§ **Problem to solve**:
Set the following entries down again exactly, line by line.

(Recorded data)
━━━━━━━━━━

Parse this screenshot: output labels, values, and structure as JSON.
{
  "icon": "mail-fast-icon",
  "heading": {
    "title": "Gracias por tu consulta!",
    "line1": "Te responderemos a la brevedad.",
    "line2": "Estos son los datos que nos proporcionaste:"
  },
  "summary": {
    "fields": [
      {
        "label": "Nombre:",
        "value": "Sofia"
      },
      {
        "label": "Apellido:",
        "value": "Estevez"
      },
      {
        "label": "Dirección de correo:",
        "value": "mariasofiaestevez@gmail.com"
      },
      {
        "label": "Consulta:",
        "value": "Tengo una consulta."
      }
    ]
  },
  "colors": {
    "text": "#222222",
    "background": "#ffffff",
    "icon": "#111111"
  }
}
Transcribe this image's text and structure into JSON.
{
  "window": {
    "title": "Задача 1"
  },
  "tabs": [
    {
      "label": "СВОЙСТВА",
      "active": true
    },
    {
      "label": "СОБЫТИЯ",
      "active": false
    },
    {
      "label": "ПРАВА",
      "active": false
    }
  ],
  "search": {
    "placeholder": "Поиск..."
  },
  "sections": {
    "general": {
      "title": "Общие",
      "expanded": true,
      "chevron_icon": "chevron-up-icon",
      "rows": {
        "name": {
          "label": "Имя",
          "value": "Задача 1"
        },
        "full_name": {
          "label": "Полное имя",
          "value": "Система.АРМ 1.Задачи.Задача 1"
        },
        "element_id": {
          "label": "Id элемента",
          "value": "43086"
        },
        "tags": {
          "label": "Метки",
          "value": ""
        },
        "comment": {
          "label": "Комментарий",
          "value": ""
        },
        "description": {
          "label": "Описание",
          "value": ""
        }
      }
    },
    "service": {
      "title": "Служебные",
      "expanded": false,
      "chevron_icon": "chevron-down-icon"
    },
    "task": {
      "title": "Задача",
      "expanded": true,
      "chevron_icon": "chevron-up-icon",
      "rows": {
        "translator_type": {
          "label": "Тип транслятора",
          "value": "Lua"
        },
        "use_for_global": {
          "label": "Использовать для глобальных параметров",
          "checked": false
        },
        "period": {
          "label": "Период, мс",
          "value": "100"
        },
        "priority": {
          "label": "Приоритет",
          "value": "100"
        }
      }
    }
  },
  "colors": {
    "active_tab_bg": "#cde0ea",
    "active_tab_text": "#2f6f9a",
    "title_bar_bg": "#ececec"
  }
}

━━━━━━━━━━

§ **Task output**:
Parse this screenshot: output labels, values, and structure as JSON.
{
  "icon": "mail-fast-icon",
  "heading": {
    "title": "Gracias por tu consulta!",
    "line1": "Te responderemos a la brevedad.",
    "line2": "Estos son los datos que nos proporcionaste:"
  },
  "summary": {
    "fields": [
      {
        "label": "Nombre:",
        "value": "Sofia"
      },
      {
        "label": "Apellido:",
        "value": "Estevez"
      },
      {
        "label": "Dirección de correo:",
        "value": "mariasofiaestevez@gmail.com"
      },
      {
        "label": "Consulta:",
        "value": "Tengo una consulta."
      }
    ]
  },
  "colors": {
    "text": "#222222",
    "background": "#ffffff",
    "icon": "#111111"
  }
}
Transcribe this image's text and structure into JSON.
{
  "window": {
    "title": "Задача 1"
  },
  "tabs": [
    {
      "label": "СВОЙСТВА",
      "active": true
    },
    {
      "label": "СОБЫТИЯ",
      "active": false
    },
    {
      "label": "ПРАВА",
      "active": false
    }
  ],
  "search": {
    "placeholder": "Поиск..."
  },
  "sections": {
    "general": {
      "title": "Общие",
      "expanded": true,
      "chevron_icon": "chevron-up-icon",
      "rows": {
        "name": {
          "label": "Имя",
          "value": "Задача 1"
        },
        "full_name": {
          "label": "Полное имя",
          "value": "Система.АРМ 1.Задачи.Задача 1"
        },
        "element_id": {
          "label": "Id элемента",
          "value": "43086"
        },
        "tags": {
          "label": "Метки",
          "value": ""
        },
        "comment": {
          "label": "Комментарий",
          "value": ""
        },
        "description": {
          "label": "Описание",
          "value": ""
        }
      }
    },
    "service": {
      "title": "Служебные",
      "expanded": false,
      "chevron_icon": "chevron-down-icon"
    },
    "task": {
      "title": "Задача",
      "expanded": true,
      "chevron_icon": "chevron-up-icon",
      "rows": {
        "translator_type": {
          "label": "Тип транслятора",
          "value": "Lua"
        },
        "use_for_global": {
          "label": "Использовать для глобальных параметров",
          "checked": false
        },
        "period": {
          "label": "Период, мс",
          "value": "100"
        },
        "priority": {
          "label": "Приоритет",
          "value": "100"
        }
      }
    }
  },
  "colors": {
    "active_tab_bg": "#cde0ea",
    "active_tab_text": "#2f6f9a",
    "title_bar_bg": "#ececec"
  }
}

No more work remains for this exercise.